---- Input records

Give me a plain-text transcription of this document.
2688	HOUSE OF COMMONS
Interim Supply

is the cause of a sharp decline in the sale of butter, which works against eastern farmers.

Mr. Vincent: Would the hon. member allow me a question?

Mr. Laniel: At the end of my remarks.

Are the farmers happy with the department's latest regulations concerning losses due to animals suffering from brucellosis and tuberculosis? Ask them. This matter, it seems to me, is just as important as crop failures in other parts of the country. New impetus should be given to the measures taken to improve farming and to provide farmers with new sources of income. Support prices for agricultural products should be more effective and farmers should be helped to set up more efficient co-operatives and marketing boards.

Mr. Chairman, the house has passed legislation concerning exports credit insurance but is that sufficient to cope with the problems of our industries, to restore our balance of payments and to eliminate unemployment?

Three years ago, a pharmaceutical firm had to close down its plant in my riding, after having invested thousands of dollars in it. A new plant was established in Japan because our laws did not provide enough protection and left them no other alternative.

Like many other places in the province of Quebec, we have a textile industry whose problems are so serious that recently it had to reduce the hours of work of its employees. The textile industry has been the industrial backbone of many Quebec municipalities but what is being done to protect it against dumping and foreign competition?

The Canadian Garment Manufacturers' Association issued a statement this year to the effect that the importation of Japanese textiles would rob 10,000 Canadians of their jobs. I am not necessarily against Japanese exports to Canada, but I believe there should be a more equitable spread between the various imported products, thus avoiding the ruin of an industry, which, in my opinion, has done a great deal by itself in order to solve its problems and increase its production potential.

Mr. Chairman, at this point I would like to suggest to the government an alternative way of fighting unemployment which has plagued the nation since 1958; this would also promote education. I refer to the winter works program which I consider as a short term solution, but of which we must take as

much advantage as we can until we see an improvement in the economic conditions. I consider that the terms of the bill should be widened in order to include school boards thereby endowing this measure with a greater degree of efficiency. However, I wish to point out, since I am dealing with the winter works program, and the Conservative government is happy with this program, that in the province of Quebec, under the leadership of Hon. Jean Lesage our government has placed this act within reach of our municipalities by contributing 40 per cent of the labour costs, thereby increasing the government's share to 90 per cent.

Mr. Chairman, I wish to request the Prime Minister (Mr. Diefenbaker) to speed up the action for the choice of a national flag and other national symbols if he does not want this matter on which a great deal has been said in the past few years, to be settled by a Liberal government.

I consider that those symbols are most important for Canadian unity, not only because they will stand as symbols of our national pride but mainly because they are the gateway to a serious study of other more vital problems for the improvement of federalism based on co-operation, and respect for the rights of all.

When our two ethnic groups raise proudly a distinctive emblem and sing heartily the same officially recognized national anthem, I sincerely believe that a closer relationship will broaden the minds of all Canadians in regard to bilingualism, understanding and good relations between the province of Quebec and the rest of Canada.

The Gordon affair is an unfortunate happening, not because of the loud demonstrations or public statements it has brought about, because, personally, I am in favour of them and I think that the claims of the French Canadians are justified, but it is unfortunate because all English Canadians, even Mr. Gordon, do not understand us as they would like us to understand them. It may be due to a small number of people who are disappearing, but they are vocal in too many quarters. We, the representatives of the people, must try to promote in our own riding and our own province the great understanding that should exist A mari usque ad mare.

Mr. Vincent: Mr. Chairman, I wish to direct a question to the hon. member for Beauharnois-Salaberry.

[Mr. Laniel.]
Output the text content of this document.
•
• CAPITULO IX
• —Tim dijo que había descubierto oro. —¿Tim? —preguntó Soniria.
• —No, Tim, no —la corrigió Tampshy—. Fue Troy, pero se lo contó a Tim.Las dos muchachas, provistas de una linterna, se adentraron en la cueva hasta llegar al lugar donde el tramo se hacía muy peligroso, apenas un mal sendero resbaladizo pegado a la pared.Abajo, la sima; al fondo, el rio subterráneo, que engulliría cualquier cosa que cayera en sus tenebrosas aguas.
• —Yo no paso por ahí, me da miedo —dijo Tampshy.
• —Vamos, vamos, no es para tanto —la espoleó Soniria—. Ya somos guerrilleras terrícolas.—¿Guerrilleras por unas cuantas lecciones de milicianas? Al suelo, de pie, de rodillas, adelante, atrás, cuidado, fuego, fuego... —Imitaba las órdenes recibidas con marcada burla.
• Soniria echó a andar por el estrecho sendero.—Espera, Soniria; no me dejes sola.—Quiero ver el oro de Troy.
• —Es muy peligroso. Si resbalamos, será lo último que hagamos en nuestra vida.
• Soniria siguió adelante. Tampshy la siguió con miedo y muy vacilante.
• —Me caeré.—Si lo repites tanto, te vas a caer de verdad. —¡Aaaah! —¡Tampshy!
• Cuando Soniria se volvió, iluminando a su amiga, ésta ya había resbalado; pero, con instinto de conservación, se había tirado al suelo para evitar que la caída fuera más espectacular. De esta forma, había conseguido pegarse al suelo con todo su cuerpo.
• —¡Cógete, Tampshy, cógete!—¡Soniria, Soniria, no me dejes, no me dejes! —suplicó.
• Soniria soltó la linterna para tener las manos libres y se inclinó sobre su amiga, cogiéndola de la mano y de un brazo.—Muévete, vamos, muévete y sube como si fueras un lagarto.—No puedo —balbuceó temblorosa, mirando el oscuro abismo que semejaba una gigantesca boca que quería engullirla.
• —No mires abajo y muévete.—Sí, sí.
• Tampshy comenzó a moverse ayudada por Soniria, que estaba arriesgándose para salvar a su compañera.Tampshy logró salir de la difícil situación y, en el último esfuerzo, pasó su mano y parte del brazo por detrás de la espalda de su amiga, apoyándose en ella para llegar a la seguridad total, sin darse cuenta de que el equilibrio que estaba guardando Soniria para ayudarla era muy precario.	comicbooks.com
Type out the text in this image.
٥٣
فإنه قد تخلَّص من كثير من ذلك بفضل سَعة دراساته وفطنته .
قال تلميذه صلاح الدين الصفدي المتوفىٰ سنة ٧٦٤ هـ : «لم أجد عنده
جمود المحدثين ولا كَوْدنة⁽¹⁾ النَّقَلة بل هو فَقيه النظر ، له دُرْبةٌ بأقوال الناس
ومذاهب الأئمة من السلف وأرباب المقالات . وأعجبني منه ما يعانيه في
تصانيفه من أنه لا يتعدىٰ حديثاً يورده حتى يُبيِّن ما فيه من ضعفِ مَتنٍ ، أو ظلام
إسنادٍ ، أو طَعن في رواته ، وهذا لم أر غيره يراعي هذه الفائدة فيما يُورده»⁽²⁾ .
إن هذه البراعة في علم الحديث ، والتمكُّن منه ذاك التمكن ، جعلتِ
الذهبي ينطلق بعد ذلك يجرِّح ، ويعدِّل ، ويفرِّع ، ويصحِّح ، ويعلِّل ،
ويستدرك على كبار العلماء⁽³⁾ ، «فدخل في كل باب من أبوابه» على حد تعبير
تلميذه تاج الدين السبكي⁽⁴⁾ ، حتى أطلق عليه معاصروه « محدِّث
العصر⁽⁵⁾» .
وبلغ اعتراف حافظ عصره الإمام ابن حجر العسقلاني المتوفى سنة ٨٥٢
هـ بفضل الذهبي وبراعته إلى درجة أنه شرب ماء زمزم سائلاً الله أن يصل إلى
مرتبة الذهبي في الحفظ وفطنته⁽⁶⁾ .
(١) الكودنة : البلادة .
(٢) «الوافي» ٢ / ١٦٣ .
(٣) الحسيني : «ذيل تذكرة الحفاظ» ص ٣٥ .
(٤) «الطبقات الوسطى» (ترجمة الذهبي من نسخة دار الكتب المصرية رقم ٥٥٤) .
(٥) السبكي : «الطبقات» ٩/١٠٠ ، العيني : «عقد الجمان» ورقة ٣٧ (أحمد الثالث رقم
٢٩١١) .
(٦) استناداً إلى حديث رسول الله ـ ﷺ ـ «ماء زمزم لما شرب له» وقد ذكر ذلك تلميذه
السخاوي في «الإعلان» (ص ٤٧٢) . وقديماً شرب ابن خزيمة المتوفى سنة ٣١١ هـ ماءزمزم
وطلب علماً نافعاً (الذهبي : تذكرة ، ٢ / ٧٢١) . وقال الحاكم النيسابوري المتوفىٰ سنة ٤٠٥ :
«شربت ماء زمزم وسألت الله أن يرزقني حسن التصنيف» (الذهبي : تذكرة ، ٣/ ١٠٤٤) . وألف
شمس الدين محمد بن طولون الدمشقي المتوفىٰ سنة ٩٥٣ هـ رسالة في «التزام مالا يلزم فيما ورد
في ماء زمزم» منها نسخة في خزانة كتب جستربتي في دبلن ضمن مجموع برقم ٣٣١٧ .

--------

— What to do —
Copy all lines in the listing above where the string "muévete" appears.

— Solved problem —
• Soniria soltó la linterna para tener las manos libres y se inclinó sobre su amiga, cogiéndola de la mano y de un brazo.—Muévete, vamos, muévete y sube como si fueras un lagarto.—No puedo —balbuceó temblorosa, mirando el oscuro abismo que semejaba una gigantesca boca que quería engullirla.
• —No mires abajo y muévete.—Sí, sí.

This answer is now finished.